Work required = Write each record again exactly as it stands.

Extracted data entries:
* Begin *

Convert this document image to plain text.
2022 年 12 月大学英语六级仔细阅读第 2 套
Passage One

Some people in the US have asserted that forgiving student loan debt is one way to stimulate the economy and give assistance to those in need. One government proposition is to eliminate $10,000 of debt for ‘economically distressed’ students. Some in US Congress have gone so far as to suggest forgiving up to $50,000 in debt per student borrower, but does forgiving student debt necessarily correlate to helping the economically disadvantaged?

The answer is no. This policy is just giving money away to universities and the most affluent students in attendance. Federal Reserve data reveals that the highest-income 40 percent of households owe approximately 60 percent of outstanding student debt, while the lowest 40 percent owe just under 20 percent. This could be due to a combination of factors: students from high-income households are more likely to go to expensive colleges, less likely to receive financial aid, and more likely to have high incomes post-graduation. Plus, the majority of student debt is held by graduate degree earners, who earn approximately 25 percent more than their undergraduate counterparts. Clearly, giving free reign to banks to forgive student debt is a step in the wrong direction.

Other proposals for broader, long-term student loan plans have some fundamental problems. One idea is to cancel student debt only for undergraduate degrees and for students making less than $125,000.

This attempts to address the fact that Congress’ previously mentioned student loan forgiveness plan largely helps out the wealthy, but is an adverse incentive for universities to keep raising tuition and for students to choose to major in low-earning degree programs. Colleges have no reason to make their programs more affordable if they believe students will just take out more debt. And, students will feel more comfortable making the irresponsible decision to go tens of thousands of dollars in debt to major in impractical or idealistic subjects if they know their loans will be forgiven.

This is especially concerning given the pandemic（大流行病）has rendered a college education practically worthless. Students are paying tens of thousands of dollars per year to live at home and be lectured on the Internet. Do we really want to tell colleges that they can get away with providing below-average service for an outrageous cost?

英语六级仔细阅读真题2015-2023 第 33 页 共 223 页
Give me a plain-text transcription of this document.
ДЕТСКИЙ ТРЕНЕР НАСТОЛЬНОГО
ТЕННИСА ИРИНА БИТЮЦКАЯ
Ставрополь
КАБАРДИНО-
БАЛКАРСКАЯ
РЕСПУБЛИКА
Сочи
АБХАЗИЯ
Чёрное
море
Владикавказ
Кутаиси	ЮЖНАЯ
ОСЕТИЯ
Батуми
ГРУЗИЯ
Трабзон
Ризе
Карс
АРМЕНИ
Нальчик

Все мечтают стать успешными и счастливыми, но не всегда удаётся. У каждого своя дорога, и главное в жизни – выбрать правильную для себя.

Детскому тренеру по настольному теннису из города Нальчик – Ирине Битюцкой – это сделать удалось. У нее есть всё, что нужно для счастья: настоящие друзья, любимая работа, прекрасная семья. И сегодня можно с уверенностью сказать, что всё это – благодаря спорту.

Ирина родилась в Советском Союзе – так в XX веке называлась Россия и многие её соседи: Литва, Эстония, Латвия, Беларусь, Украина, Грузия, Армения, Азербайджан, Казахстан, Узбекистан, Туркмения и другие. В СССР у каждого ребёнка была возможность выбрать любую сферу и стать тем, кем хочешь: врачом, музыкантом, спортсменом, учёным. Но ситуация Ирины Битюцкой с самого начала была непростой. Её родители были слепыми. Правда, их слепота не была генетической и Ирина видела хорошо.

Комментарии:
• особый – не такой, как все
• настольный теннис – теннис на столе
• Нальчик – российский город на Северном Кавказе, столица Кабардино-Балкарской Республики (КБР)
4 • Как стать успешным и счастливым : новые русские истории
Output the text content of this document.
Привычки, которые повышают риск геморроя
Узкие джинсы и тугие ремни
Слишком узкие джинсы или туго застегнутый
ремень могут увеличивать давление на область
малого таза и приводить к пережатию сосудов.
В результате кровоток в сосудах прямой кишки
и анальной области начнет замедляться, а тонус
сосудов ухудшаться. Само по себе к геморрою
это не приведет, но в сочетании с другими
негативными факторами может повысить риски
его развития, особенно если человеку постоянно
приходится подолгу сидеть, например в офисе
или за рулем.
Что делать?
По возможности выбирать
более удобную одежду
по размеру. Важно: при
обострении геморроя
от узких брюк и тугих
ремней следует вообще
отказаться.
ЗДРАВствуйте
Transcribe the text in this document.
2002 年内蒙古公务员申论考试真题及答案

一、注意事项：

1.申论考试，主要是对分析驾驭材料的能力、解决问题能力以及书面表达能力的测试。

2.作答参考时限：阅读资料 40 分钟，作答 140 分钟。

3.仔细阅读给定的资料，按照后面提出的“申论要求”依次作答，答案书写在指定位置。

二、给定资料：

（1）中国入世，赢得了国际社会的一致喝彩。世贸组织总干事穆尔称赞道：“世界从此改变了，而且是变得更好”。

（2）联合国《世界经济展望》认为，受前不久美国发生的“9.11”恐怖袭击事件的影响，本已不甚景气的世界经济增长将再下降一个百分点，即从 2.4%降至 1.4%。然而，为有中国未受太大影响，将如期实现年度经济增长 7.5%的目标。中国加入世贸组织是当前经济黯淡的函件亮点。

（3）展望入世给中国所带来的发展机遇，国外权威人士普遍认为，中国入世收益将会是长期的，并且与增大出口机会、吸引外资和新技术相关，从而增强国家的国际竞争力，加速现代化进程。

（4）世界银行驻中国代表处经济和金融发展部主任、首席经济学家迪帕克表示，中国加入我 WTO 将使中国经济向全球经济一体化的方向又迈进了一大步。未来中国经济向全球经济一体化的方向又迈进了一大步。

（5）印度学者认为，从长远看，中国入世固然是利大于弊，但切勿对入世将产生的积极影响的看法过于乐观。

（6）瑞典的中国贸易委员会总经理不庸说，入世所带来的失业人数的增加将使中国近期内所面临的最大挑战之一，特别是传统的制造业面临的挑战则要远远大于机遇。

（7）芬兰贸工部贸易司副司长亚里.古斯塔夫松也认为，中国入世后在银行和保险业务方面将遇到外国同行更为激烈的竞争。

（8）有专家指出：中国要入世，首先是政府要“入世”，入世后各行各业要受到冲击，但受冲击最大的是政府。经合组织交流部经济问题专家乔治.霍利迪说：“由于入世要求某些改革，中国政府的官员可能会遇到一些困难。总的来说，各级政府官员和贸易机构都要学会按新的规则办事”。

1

* End *

Response to this task =
Convert this document image to plain text.
2022 年 12 月大学英语六级仔细阅读第 2 套
Passage One

Some people in the US have asserted that forgiving student loan debt is one way to stimulate the economy and give assistance to those in need. One government proposition is to eliminate $10,000 of debt for ‘economically distressed’ students. Some in US Congress have gone so far as to suggest forgiving up to $50,000 in debt per student borrower, but does forgiving student debt necessarily correlate to helping the economically disadvantaged?

The answer is no. This policy is just giving money away to universities and the most affluent students in attendance. Federal Reserve data reveals that the highest-income 40 percent of households owe approximately 60 percent of outstanding student debt, while the lowest 40 percent owe just under 20 percent. This could be due to a combination of factors: students from high-income households are more likely to go to expensive colleges, less likely to receive financial aid, and more likely to have high incomes post-graduation. Plus, the majority of student debt is held by graduate degree earners, who earn approximately 25 percent more than their undergraduate counterparts. Clearly, giving free reign to banks to forgive student debt is a step in the wrong direction.

Other proposals for broader, long-term student loan plans have some fundamental problems. One idea is to cancel student debt only for undergraduate degrees and for students making less than $125,000.

This attempts to address the fact that Congress’ previously mentioned student loan forgiveness plan largely helps out the wealthy, but is an adverse incentive for universities to keep raising tuition and for students to choose to major in low-earning degree programs. Colleges have no reason to make their programs more affordable if they believe students will just take out more debt. And, students will feel more comfortable making the irresponsible decision to go tens of thousands of dollars in debt to major in impractical or idealistic subjects if they know their loans will be forgiven.

This is especially concerning given the pandemic（大流行病）has rendered a college education practically worthless. Students are paying tens of thousands of dollars per year to live at home and be lectured on the Internet. Do we really want to tell colleges that they can get away with providing below-average service for an outrageous cost?

英语六级仔细阅读真题2015-2023 第 33 页 共 223 页
Give me a plain-text transcription of this document.
ДЕТСКИЙ ТРЕНЕР НАСТОЛЬНОГО
ТЕННИСА ИРИНА БИТЮЦКАЯ
Ставрополь
КАБАРДИНО-
БАЛКАРСКАЯ
РЕСПУБЛИКА
Сочи
АБХАЗИЯ
Чёрное
море
Владикавказ
Кутаиси	ЮЖНАЯ
ОСЕТИЯ
Батуми
ГРУЗИЯ
Трабзон
Ризе
Карс
АРМЕНИ
Нальчик

Все мечтают стать успешными и счастливыми, но не всегда удаётся. У каждого своя дорога, и главное в жизни – выбрать правильную для себя.

Детскому тренеру по настольному теннису из города Нальчик – Ирине Битюцкой – это сделать удалось. У нее есть всё, что нужно для счастья: настоящие друзья, любимая работа, прекрасная семья. И сегодня можно с уверенностью сказать, что всё это – благодаря спорту.

Ирина родилась в Советском Союзе – так в XX веке называлась Россия и многие её соседи: Литва, Эстония, Латвия, Беларусь, Украина, Грузия, Армения, Азербайджан, Казахстан, Узбекистан, Туркмения и другие. В СССР у каждого ребёнка была возможность выбрать любую сферу и стать тем, кем хочешь: врачом, музыкантом, спортсменом, учёным. Но ситуация Ирины Битюцкой с самого начала была непростой. Её родители были слепыми. Правда, их слепота не была генетической и Ирина видела хорошо.

Комментарии:
• особый – не такой, как все
• настольный теннис – теннис на столе
• Нальчик – российский город на Северном Кавказе, столица Кабардино-Балкарской Республики (КБР)
4 • Как стать успешным и счастливым : новые русские истории
Output the text content of this document.
Привычки, которые повышают риск геморроя
Узкие джинсы и тугие ремни
Слишком узкие джинсы или туго застегнутый
ремень могут увеличивать давление на область
малого таза и приводить к пережатию сосудов.
В результате кровоток в сосудах прямой кишки
и анальной области начнет замедляться, а тонус
сосудов ухудшаться. Само по себе к геморрою
это не приведет, но в сочетании с другими
негативными факторами может повысить риски
его развития, особенно если человеку постоянно
приходится подолгу сидеть, например в офисе
или за рулем.
Что делать?
По возможности выбирать
более удобную одежду
по размеру. Важно: при
обострении геморроя
от узких брюк и тугих
ремней следует вообще
отказаться.
ЗДРАВствуйте
Transcribe the text in this document.
2002 年内蒙古公务员申论考试真题及答案

一、注意事项：

1.申论考试，主要是对分析驾驭材料的能力、解决问题能力以及书面表达能力的测试。

2.作答参考时限：阅读资料 40 分钟，作答 140 分钟。

3.仔细阅读给定的资料，按照后面提出的“申论要求”依次作答，答案书写在指定位置。

二、给定资料：

（1）中国入世，赢得了国际社会的一致喝彩。世贸组织总干事穆尔称赞道：“世界从此改变了，而且是变得更好”。

（2）联合国《世界经济展望》认为，受前不久美国发生的“9.11”恐怖袭击事件的影响，本已不甚景气的世界经济增长将再下降一个百分点，即从 2.4%降至 1.4%。然而，为有中国未受太大影响，将如期实现年度经济增长 7.5%的目标。中国加入世贸组织是当前经济黯淡的函件亮点。

（3）展望入世给中国所带来的发展机遇，国外权威人士普遍认为，中国入世收益将会是长期的，并且与增大出口机会、吸引外资和新技术相关，从而增强国家的国际竞争力，加速现代化进程。

（4）世界银行驻中国代表处经济和金融发展部主任、首席经济学家迪帕克表示，中国加入我 WTO 将使中国经济向全球经济一体化的方向又迈进了一大步。未来中国经济向全球经济一体化的方向又迈进了一大步。

（5）印度学者认为，从长远看，中国入世固然是利大于弊，但切勿对入世将产生的积极影响的看法过于乐观。

（6）瑞典的中国贸易委员会总经理不庸说，入世所带来的失业人数的增加将使中国近期内所面临的最大挑战之一，特别是传统的制造业面临的挑战则要远远大于机遇。

（7）芬兰贸工部贸易司副司长亚里.古斯塔夫松也认为，中国入世后在银行和保险业务方面将遇到外国同行更为激烈的竞争。

（8）有专家指出：中国要入世，首先是政府要“入世”，入世后各行各业要受到冲击，但受冲击最大的是政府。经合组织交流部经济问题专家乔治.霍利迪说：“由于入世要求某些改革，中国政府的官员可能会遇到一些困难。总的来说，各级政府官员和贸易机构都要学会按新的规则办事”。

1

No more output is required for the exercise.